■ Brief ■
Where does the string "this" appear? Copy every line of the entries below that holds it.
═════ Records provided
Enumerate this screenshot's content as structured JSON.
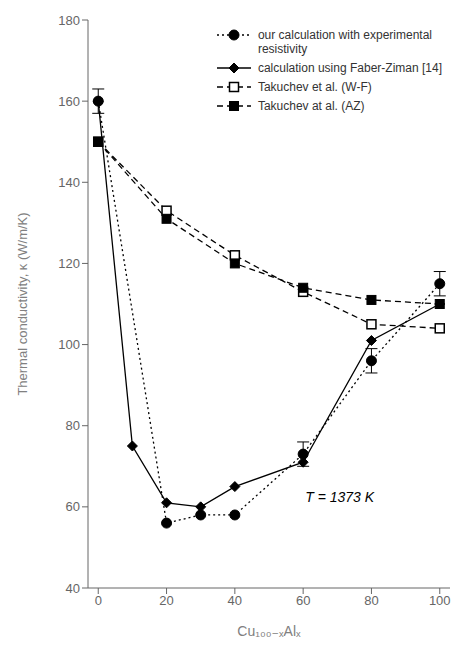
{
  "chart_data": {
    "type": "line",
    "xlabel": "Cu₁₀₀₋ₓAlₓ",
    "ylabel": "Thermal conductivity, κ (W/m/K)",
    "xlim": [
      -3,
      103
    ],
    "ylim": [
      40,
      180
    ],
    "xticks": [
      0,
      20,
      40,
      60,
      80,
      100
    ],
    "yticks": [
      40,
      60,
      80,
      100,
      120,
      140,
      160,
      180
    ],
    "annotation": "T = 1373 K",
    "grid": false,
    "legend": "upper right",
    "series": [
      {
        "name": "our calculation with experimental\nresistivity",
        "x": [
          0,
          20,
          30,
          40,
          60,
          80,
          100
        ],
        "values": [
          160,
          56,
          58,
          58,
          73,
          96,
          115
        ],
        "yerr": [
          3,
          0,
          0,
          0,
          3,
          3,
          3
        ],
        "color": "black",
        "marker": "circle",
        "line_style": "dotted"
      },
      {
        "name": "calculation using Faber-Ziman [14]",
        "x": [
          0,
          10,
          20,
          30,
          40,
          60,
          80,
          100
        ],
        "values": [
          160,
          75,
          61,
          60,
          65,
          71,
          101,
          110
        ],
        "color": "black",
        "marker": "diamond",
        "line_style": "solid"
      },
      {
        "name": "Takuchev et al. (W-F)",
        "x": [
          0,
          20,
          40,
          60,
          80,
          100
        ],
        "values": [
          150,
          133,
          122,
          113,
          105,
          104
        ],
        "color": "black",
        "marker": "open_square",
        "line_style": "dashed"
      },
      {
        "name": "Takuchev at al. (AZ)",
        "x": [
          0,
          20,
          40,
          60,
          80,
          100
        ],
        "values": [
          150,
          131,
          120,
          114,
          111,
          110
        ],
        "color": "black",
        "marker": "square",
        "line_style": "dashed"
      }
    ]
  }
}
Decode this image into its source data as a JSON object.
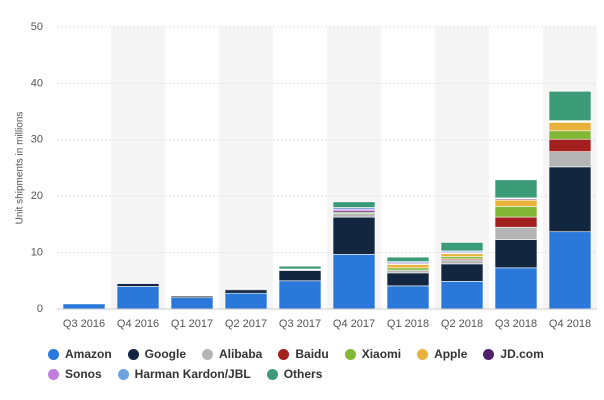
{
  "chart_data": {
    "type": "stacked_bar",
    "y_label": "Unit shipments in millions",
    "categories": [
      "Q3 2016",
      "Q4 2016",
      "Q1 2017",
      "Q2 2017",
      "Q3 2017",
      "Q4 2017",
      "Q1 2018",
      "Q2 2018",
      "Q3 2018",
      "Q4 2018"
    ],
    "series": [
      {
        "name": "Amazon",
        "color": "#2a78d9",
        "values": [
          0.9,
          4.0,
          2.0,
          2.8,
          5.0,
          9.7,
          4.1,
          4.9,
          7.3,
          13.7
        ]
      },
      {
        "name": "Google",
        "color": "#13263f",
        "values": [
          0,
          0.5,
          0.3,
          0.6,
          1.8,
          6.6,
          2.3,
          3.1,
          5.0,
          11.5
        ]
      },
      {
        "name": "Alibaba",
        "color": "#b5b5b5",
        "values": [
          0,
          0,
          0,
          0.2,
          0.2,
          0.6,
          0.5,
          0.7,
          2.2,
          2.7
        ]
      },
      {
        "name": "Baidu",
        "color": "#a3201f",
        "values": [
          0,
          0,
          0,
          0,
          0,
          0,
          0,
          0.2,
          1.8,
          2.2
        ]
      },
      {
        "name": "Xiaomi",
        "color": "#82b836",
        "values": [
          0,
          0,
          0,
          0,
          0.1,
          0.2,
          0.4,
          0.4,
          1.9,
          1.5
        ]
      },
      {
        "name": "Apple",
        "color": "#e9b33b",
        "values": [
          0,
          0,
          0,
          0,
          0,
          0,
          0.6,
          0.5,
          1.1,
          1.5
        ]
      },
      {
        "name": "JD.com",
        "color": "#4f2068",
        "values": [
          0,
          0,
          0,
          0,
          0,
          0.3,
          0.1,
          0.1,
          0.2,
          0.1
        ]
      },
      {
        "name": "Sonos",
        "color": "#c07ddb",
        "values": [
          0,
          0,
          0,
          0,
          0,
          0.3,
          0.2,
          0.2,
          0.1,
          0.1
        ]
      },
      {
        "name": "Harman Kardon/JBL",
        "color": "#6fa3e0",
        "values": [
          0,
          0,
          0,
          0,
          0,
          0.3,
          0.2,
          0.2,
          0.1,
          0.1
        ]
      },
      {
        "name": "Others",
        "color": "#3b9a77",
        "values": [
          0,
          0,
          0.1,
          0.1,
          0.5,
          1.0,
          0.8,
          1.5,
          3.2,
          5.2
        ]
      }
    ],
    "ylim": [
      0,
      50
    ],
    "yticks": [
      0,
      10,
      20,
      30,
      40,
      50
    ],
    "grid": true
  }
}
══════════
■ Full solution ■
Enumerate this screenshot's content as structured JSON.
Decode this image into its source data as a JSON object.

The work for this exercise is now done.